**Task prompt:**
Leave out the pictures and repeat the rest of the material exactly.

**Given records:**
-- BEGIN --

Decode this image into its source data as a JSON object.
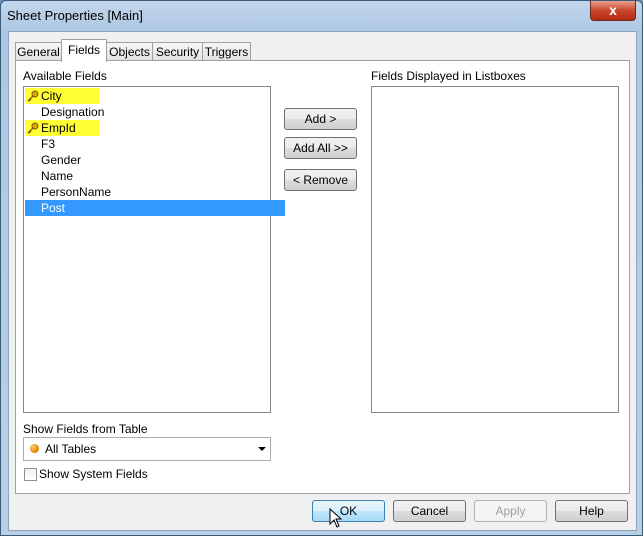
{
  "window": {
    "title": "Sheet Properties [Main]",
    "close_glyph": "x"
  },
  "tabs": [
    {
      "label": "General",
      "active": false
    },
    {
      "label": "Fields",
      "active": true
    },
    {
      "label": "Objects",
      "active": false
    },
    {
      "label": "Security",
      "active": false
    },
    {
      "label": "Triggers",
      "active": false
    }
  ],
  "available_fields": {
    "label": "Available Fields",
    "items": [
      {
        "label": "City",
        "key": true,
        "highlight": true,
        "selected": false
      },
      {
        "label": "Designation",
        "key": false,
        "highlight": false,
        "selected": false
      },
      {
        "label": "EmpId",
        "key": true,
        "highlight": true,
        "selected": false
      },
      {
        "label": "F3",
        "key": false,
        "highlight": false,
        "selected": false
      },
      {
        "label": "Gender",
        "key": false,
        "highlight": false,
        "selected": false
      },
      {
        "label": "Name",
        "key": false,
        "highlight": false,
        "selected": false
      },
      {
        "label": "PersonName",
        "key": false,
        "highlight": false,
        "selected": false
      },
      {
        "label": "Post",
        "key": false,
        "highlight": false,
        "selected": true
      }
    ]
  },
  "actions": {
    "add": "Add >",
    "add_all": "Add All >>",
    "remove": "< Remove"
  },
  "displayed_fields": {
    "label": "Fields Displayed in Listboxes",
    "items": []
  },
  "show_fields_from_table": {
    "label": "Show Fields from Table",
    "value": "All Tables"
  },
  "show_system_fields": {
    "label": "Show System Fields",
    "checked": false
  },
  "footer": {
    "ok": "OK",
    "cancel": "Cancel",
    "apply": "Apply",
    "help": "Help"
  },
  "colors": {
    "highlight": "#ffff33",
    "selection": "#3399ff",
    "close": "#c8452c"
  }
}
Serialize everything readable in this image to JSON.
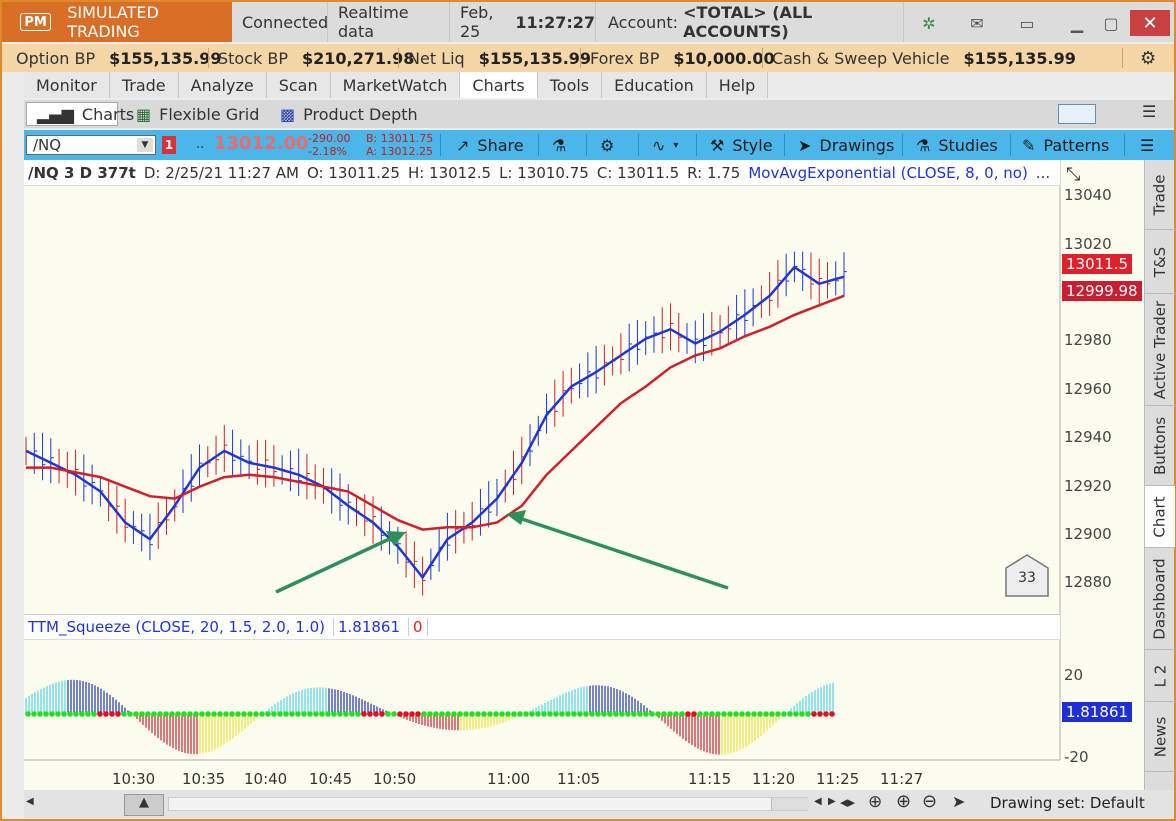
{
  "titlebar": {
    "badge": "PM",
    "mode": "SIMULATED TRADING",
    "connection": "Connected",
    "data_feed": "Realtime data",
    "date": "Feb, 25",
    "time": "11:27:27",
    "account_label": "Account:",
    "account_value": "<TOTAL> (ALL ACCOUNTS)"
  },
  "balances": {
    "option_bp_label": "Option BP",
    "option_bp": "$155,135.99",
    "stock_bp_label": "Stock BP",
    "stock_bp": "$210,271.98",
    "net_liq_label": "Net Liq",
    "net_liq": "$155,135.99",
    "forex_bp_label": "Forex BP",
    "forex_bp": "$10,000.00",
    "cash_label": "Cash & Sweep Vehicle",
    "cash": "$155,135.99"
  },
  "menu": [
    "Monitor",
    "Trade",
    "Analyze",
    "Scan",
    "MarketWatch",
    "Charts",
    "Tools",
    "Education",
    "Help"
  ],
  "subtabs": {
    "charts": "Charts",
    "flexible_grid": "Flexible Grid",
    "product_depth": "Product Depth"
  },
  "toolbar": {
    "symbol": "/NQ",
    "link_badge": "1",
    "dots": "..",
    "last_price": "13012.00",
    "change": "-290.00",
    "change_pct": "-2.18%",
    "bid": "B: 13011.75",
    "ask": "A: 13012.25",
    "share": "Share",
    "style": "Style",
    "drawings": "Drawings",
    "studies": "Studies",
    "patterns": "Patterns"
  },
  "info": {
    "symbol": "/NQ 3 D 377t",
    "date": "D: 2/25/21 11:27 AM",
    "open": "O: 13011.25",
    "high": "H: 13012.5",
    "low": "L: 13010.75",
    "close": "C: 13011.5",
    "range": "R: 1.75",
    "study": "MovAvgExponential (CLOSE, 8, 0, no)",
    "more": "..."
  },
  "squeeze": {
    "label": "TTM_Squeeze (CLOSE, 20, 1.5, 2.0, 1.0)",
    "value": "1.81861",
    "zero": "0",
    "tag": "1.81861",
    "tick_20": "20",
    "tick_m20": "-20"
  },
  "price_axis": {
    "ticks": [
      "13040",
      "13020",
      "13000",
      "12980",
      "12960",
      "12940",
      "12920",
      "12900",
      "12880"
    ],
    "last_tag": "13011.5",
    "ema_tag": "12999.98"
  },
  "time_axis": [
    "10:30",
    "10:35",
    "10:40",
    "10:45",
    "10:50",
    "11:00",
    "11:05",
    "11:15",
    "11:20",
    "11:25",
    "11:27"
  ],
  "bubble": "33",
  "side_tabs": [
    "Trade",
    "T&S",
    "Active Trader",
    "Buttons",
    "Chart",
    "Dashboard",
    "L 2",
    "News"
  ],
  "bottom": {
    "drawing_set": "Drawing set: Default"
  },
  "colors": {
    "ema_fast": "#1f35d8",
    "ema_slow": "#d0202a",
    "arrow": "#2f8f5a",
    "accent": "#d96f26"
  },
  "chart_data": {
    "type": "line",
    "x": [
      "10:26",
      "10:28",
      "10:30",
      "10:32",
      "10:34",
      "10:35",
      "10:37",
      "10:39",
      "10:40",
      "10:42",
      "10:44",
      "10:45",
      "10:47",
      "10:49",
      "10:50",
      "10:52",
      "10:54",
      "10:56",
      "10:58",
      "11:00",
      "11:02",
      "11:04",
      "11:05",
      "11:07",
      "11:09",
      "11:11",
      "11:13",
      "11:15",
      "11:17",
      "11:19",
      "11:20",
      "11:22",
      "11:24",
      "11:25"
    ],
    "series": [
      {
        "values": [
          12935,
          12930,
          12925,
          12918,
          12905,
          12898,
          12912,
          12928,
          12935,
          12930,
          12928,
          12925,
          12920,
          12912,
          12905,
          12895,
          12882,
          12898,
          12905,
          12915,
          12930,
          12950,
          12962,
          12968,
          12975,
          12982,
          12986,
          12980,
          12985,
          12992,
          13000,
          13012,
          13005,
          13008
        ]
      },
      {
        "values": [
          12928,
          12928,
          12926,
          12924,
          12920,
          12916,
          12915,
          12920,
          12924,
          12925,
          12924,
          12922,
          12920,
          12918,
          12912,
          12906,
          12902,
          12903,
          12903,
          12905,
          12912,
          12925,
          12935,
          12945,
          12955,
          12962,
          12970,
          12975,
          12978,
          12983,
          12987,
          12992,
          12996,
          12999.98
        ]
      }
    ],
    "ylim": [
      12870,
      13046
    ]
  }
}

-- END --

**The answer:**
Decode this image into its source data as a JSON object.
{
  "window": {
    "title": "Sheet Properties [Main]",
    "close_glyph": "x"
  },
  "tabs": [
    {
      "label": "General",
      "active": false
    },
    {
      "label": "Fields",
      "active": true
    },
    {
      "label": "Objects",
      "active": false
    },
    {
      "label": "Security",
      "active": false
    },
    {
      "label": "Triggers",
      "active": false
    }
  ],
  "available_fields": {
    "label": "Available Fields",
    "items": [
      {
        "label": "City",
        "key": true,
        "highlight": true,
        "selected": false
      },
      {
        "label": "Designation",
        "key": false,
        "highlight": false,
        "selected": false
      },
      {
        "label": "EmpId",
        "key": true,
        "highlight": true,
        "selected": false
      },
      {
        "label": "F3",
        "key": false,
        "highlight": false,
        "selected": false
      },
      {
        "label": "Gender",
        "key": false,
        "highlight": false,
        "selected": false
      },
      {
        "label": "Name",
        "key": false,
        "highlight": false,
        "selected": false
      },
      {
        "label": "PersonName",
        "key": false,
        "highlight": false,
        "selected": false
      },
      {
        "label": "Post",
        "key": false,
        "highlight": false,
        "selected": true
      }
    ]
  },
  "actions": {
    "add": "Add >",
    "add_all": "Add All >>",
    "remove": "< Remove"
  },
  "displayed_fields": {
    "label": "Fields Displayed in Listboxes",
    "items": []
  },
  "show_fields_from_table": {
    "label": "Show Fields from Table",
    "value": "All Tables"
  },
  "show_system_fields": {
    "label": "Show System Fields",
    "checked": false
  },
  "footer": {
    "ok": "OK",
    "cancel": "Cancel",
    "apply": "Apply",
    "help": "Help"
  },
  "colors": {
    "highlight": "#ffff33",
    "selection": "#3399ff",
    "close": "#c8452c"
  }
}
Serialize everything readable in this image to JSON.
{
  "titlebar": {
    "badge": "PM",
    "mode": "SIMULATED TRADING",
    "connection": "Connected",
    "data_feed": "Realtime data",
    "date": "Feb, 25",
    "time": "11:27:27",
    "account_label": "Account:",
    "account_value": "<TOTAL> (ALL ACCOUNTS)"
  },
  "balances": {
    "option_bp_label": "Option BP",
    "option_bp": "$155,135.99",
    "stock_bp_label": "Stock BP",
    "stock_bp": "$210,271.98",
    "net_liq_label": "Net Liq",
    "net_liq": "$155,135.99",
    "forex_bp_label": "Forex BP",
    "forex_bp": "$10,000.00",
    "cash_label": "Cash & Sweep Vehicle",
    "cash": "$155,135.99"
  },
  "menu": [
    "Monitor",
    "Trade",
    "Analyze",
    "Scan",
    "MarketWatch",
    "Charts",
    "Tools",
    "Education",
    "Help"
  ],
  "subtabs": {
    "charts": "Charts",
    "flexible_grid": "Flexible Grid",
    "product_depth": "Product Depth"
  },
  "toolbar": {
    "symbol": "/NQ",
    "link_badge": "1",
    "dots": "..",
    "last_price": "13012.00",
    "change": "-290.00",
    "change_pct": "-2.18%",
    "bid": "B: 13011.75",
    "ask": "A: 13012.25",
    "share": "Share",
    "style": "Style",
    "drawings": "Drawings",
    "studies": "Studies",
    "patterns": "Patterns"
  },
  "info": {
    "symbol": "/NQ 3 D 377t",
    "date": "D: 2/25/21 11:27 AM",
    "open": "O: 13011.25",
    "high": "H: 13012.5",
    "low": "L: 13010.75",
    "close": "C: 13011.5",
    "range": "R: 1.75",
    "study": "MovAvgExponential (CLOSE, 8, 0, no)",
    "more": "..."
  },
  "squeeze": {
    "label": "TTM_Squeeze (CLOSE, 20, 1.5, 2.0, 1.0)",
    "value": "1.81861",
    "zero": "0",
    "tag": "1.81861",
    "tick_20": "20",
    "tick_m20": "-20"
  },
  "price_axis": {
    "ticks": [
      "13040",
      "13020",
      "13000",
      "12980",
      "12960",
      "12940",
      "12920",
      "12900",
      "12880"
    ],
    "last_tag": "13011.5",
    "ema_tag": "12999.98"
  },
  "time_axis": [
    "10:30",
    "10:35",
    "10:40",
    "10:45",
    "10:50",
    "11:00",
    "11:05",
    "11:15",
    "11:20",
    "11:25",
    "11:27"
  ],
  "bubble": "33",
  "side_tabs": [
    "Trade",
    "T&S",
    "Active Trader",
    "Buttons",
    "Chart",
    "Dashboard",
    "L 2",
    "News"
  ],
  "bottom": {
    "drawing_set": "Drawing set: Default"
  },
  "colors": {
    "ema_fast": "#1f35d8",
    "ema_slow": "#d0202a",
    "arrow": "#2f8f5a",
    "accent": "#d96f26"
  },
  "chart_data": {
    "type": "line",
    "x": [
      "10:26",
      "10:28",
      "10:30",
      "10:32",
      "10:34",
      "10:35",
      "10:37",
      "10:39",
      "10:40",
      "10:42",
      "10:44",
      "10:45",
      "10:47",
      "10:49",
      "10:50",
      "10:52",
      "10:54",
      "10:56",
      "10:58",
      "11:00",
      "11:02",
      "11:04",
      "11:05",
      "11:07",
      "11:09",
      "11:11",
      "11:13",
      "11:15",
      "11:17",
      "11:19",
      "11:20",
      "11:22",
      "11:24",
      "11:25"
    ],
    "series": [
      {
        "values": [
          12935,
          12930,
          12925,
          12918,
          12905,
          12898,
          12912,
          12928,
          12935,
          12930,
          12928,
          12925,
          12920,
          12912,
          12905,
          12895,
          12882,
          12898,
          12905,
          12915,
          12930,
          12950,
          12962,
          12968,
          12975,
          12982,
          12986,
          12980,
          12985,
          12992,
          13000,
          13012,
          13005,
          13008
        ]
      },
      {
        "values": [
          12928,
          12928,
          12926,
          12924,
          12920,
          12916,
          12915,
          12920,
          12924,
          12925,
          12924,
          12922,
          12920,
          12918,
          12912,
          12906,
          12902,
          12903,
          12903,
          12905,
          12912,
          12925,
          12935,
          12945,
          12955,
          12962,
          12970,
          12975,
          12978,
          12983,
          12987,
          12992,
          12996,
          12999.98
        ]
      }
    ],
    "ylim": [
      12870,
      13046
    ]
  }
}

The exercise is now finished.